:: TASK DIRECTIONS ::
Filter the listing and keep only the lines with the word "injury".

:: THE INPUT ::
[start]

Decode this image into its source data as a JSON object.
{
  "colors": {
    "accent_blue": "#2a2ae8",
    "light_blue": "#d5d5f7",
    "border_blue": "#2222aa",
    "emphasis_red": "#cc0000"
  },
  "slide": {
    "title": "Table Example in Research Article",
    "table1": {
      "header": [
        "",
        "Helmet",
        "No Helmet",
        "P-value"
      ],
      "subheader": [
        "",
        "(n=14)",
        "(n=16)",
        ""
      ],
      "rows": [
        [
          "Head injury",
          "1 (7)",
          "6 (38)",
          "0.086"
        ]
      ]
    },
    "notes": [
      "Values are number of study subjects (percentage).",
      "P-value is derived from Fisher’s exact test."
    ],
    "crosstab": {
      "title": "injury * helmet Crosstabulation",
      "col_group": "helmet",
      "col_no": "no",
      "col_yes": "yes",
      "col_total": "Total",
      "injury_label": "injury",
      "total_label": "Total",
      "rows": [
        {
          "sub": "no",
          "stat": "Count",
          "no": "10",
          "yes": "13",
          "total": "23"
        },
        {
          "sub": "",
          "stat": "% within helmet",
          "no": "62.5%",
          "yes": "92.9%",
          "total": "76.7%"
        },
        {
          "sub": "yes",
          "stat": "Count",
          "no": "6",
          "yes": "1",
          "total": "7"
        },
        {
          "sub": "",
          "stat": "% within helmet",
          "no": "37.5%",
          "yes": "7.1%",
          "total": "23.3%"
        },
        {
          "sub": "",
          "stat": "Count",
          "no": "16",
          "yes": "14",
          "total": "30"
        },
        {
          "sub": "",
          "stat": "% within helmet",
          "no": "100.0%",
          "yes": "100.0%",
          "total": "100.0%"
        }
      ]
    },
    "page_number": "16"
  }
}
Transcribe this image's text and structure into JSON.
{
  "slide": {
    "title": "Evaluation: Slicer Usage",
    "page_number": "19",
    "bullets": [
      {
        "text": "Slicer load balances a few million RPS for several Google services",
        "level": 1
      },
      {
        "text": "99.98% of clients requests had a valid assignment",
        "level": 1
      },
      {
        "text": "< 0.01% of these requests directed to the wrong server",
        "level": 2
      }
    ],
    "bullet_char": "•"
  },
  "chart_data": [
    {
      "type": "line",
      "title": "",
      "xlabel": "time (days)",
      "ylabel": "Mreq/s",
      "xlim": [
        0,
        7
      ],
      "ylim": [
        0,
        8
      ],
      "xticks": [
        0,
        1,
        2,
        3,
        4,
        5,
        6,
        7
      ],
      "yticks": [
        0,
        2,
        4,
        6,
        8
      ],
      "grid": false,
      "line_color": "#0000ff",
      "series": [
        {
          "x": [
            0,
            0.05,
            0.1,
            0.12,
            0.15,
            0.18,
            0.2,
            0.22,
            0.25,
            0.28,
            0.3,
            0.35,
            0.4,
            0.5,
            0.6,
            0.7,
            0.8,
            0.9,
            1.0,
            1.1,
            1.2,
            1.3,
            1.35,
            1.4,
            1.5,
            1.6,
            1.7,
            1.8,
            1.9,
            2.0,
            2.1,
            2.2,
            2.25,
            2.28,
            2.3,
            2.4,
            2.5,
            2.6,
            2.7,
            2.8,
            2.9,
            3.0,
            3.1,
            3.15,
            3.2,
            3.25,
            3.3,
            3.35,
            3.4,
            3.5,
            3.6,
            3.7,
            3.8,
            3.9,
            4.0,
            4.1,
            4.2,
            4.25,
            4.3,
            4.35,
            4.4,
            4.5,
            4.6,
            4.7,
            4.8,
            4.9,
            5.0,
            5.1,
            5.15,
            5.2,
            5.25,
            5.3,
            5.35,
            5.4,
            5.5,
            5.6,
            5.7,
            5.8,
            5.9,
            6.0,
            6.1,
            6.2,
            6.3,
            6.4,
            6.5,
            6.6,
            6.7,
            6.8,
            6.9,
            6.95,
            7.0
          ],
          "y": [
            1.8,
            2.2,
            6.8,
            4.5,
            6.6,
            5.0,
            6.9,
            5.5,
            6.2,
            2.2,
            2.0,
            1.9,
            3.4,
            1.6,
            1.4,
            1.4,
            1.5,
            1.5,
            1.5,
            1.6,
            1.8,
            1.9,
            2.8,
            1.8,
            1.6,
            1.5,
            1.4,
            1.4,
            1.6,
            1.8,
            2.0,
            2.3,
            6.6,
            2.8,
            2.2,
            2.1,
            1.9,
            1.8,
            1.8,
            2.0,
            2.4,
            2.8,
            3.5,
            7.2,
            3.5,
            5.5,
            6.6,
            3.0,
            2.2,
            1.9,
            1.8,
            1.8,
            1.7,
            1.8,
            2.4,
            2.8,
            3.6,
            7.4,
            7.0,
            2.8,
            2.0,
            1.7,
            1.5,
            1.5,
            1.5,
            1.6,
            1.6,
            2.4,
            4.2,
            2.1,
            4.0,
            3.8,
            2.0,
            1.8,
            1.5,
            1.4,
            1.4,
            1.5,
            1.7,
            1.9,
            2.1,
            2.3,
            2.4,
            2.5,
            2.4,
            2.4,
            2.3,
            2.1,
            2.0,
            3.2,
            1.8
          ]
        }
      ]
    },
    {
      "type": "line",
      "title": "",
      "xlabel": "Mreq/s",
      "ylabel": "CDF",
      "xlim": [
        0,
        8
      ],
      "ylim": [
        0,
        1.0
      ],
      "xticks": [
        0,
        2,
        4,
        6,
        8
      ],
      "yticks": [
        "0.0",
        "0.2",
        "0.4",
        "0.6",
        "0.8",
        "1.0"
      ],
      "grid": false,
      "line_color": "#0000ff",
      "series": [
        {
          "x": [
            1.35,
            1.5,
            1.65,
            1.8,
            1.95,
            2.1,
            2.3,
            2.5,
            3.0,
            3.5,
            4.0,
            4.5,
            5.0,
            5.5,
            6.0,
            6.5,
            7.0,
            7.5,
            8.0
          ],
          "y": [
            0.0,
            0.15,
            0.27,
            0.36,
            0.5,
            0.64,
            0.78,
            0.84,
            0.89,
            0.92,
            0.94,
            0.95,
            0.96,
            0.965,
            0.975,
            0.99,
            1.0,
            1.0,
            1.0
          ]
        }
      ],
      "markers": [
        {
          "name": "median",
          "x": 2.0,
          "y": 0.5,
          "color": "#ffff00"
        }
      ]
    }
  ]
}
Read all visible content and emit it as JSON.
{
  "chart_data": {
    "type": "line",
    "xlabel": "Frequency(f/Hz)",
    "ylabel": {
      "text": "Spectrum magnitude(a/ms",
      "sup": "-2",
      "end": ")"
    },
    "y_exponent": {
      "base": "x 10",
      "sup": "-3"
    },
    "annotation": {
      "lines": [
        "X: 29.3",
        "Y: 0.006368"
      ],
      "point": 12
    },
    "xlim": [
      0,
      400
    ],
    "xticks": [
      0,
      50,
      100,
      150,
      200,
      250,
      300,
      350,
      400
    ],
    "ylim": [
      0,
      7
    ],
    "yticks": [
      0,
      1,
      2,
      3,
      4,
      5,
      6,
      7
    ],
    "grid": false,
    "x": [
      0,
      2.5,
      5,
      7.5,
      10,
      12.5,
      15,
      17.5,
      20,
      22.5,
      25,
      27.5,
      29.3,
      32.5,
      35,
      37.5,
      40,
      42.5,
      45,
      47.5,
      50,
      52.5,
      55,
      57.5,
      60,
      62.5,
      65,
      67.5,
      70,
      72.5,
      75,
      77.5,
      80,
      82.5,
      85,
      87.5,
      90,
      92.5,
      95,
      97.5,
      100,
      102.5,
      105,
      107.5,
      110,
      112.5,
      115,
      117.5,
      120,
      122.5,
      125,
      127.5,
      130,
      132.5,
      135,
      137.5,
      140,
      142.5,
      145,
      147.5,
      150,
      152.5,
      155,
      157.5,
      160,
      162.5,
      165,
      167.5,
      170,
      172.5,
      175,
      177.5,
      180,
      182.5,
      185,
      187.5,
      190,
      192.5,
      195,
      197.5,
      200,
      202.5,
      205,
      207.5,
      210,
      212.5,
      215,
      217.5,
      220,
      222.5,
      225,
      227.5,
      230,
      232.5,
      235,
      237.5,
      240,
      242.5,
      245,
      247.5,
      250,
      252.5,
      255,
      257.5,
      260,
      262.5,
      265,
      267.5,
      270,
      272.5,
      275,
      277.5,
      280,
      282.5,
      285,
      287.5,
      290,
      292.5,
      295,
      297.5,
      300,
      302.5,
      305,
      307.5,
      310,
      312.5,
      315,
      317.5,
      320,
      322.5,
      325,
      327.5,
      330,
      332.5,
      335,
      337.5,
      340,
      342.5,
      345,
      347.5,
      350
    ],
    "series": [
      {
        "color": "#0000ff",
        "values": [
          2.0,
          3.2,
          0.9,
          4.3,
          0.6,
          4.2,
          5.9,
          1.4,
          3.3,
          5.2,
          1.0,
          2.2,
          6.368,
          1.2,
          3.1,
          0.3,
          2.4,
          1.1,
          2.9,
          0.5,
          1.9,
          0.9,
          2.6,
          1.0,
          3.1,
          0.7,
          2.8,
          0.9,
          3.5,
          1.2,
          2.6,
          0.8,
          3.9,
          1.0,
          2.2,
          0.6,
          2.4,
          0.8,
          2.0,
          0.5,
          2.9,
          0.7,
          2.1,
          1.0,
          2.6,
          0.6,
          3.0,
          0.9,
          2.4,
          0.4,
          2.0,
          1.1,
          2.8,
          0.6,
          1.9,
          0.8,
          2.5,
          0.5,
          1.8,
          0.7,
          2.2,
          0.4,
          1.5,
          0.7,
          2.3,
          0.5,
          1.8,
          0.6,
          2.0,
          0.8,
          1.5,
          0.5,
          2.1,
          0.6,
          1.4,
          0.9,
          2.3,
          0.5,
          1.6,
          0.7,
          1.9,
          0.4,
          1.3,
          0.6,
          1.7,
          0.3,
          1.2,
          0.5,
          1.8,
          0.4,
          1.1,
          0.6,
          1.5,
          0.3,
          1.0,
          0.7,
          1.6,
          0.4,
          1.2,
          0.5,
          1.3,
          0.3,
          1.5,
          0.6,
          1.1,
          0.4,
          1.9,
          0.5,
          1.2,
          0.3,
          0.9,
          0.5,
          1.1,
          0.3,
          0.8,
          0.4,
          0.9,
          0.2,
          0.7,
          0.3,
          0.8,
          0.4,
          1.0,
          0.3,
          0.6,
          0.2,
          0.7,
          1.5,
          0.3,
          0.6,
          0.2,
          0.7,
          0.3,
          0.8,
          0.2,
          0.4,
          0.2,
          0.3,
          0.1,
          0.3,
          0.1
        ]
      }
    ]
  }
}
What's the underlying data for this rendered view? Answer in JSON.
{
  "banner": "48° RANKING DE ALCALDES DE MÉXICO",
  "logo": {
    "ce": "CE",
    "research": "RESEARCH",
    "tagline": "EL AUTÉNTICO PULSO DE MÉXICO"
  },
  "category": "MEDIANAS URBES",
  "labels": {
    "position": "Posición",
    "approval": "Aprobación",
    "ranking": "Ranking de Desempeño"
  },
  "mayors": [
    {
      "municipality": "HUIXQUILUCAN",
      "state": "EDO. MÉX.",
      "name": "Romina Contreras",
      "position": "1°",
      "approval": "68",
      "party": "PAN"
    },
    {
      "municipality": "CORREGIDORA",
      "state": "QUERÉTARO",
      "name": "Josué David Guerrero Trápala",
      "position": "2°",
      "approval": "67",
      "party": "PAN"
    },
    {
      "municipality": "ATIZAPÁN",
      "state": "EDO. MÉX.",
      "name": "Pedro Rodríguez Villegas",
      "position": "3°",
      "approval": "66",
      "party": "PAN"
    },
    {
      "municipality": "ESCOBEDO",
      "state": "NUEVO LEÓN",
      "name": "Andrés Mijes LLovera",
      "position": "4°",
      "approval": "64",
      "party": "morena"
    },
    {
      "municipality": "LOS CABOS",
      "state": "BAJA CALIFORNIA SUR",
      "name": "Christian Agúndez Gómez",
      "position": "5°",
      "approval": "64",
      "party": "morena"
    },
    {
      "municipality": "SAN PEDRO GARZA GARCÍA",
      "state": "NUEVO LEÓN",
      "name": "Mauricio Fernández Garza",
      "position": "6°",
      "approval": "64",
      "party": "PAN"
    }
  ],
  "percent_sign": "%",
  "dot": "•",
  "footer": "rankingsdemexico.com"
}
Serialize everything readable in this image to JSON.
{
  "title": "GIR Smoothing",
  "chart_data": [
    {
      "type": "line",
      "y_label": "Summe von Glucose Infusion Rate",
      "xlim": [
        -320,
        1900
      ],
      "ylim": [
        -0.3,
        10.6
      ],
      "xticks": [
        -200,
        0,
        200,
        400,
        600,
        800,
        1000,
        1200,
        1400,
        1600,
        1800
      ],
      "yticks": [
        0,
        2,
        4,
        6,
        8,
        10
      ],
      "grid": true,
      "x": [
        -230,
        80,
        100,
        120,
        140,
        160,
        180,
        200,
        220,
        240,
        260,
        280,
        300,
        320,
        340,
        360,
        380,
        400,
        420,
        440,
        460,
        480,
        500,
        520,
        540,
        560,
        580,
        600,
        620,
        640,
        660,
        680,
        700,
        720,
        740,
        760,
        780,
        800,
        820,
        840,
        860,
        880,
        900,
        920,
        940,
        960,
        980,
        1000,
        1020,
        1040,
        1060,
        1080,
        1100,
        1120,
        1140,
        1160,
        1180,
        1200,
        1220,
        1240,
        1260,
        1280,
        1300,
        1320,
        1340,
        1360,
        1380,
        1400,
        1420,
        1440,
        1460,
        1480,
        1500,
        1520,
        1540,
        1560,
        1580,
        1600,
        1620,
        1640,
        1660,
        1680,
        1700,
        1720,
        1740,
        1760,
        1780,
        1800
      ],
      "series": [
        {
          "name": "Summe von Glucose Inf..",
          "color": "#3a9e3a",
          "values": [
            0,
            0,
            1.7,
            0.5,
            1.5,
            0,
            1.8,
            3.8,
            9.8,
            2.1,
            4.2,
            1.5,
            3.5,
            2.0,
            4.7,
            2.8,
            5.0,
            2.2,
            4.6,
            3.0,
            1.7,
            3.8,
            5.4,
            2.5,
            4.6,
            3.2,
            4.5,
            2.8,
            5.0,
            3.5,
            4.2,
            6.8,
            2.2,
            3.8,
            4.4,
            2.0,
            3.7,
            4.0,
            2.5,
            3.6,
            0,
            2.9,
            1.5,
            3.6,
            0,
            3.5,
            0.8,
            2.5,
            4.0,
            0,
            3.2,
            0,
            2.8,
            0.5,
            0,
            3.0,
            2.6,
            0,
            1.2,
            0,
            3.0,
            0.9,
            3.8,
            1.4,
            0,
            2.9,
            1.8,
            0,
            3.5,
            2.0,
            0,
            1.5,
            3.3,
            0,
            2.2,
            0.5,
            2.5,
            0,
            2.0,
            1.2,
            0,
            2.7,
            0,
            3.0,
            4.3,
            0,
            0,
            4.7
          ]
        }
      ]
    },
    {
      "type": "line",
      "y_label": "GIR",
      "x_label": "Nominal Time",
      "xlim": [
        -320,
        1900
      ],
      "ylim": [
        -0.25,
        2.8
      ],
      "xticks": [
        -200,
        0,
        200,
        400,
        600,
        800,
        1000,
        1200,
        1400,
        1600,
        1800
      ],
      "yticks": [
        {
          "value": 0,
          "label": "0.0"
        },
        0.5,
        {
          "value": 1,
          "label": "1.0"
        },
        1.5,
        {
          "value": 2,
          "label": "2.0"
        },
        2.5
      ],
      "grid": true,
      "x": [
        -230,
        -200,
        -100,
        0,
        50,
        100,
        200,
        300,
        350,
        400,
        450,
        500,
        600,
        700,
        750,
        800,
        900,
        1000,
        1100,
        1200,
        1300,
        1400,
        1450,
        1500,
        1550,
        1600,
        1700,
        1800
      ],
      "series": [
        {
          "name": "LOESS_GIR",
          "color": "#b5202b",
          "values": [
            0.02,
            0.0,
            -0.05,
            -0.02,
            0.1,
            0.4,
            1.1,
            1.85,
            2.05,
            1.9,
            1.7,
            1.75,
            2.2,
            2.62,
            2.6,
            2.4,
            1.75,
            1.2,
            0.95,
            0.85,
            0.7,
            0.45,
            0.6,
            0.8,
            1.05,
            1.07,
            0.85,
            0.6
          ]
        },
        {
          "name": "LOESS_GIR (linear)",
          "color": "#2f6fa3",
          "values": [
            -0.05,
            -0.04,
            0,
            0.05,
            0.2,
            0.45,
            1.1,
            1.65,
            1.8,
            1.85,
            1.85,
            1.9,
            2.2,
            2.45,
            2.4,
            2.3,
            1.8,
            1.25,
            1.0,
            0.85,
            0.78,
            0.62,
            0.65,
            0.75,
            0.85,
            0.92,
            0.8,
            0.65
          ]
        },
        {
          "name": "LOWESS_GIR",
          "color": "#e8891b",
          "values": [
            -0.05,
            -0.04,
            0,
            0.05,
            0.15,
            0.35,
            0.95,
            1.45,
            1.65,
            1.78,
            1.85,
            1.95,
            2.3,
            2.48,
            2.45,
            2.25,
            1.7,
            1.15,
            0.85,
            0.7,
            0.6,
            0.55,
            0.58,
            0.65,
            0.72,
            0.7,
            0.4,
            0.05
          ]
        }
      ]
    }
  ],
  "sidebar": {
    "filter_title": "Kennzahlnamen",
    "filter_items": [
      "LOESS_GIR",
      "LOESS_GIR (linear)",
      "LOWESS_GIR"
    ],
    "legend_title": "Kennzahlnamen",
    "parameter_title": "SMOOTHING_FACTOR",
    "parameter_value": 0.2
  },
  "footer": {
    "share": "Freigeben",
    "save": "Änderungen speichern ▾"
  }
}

[end]

:: SOLUTION TO THIS TASK ::
          "Head injury",
      "title": "injury * helmet Crosstabulation",
      "injury_label": "injury",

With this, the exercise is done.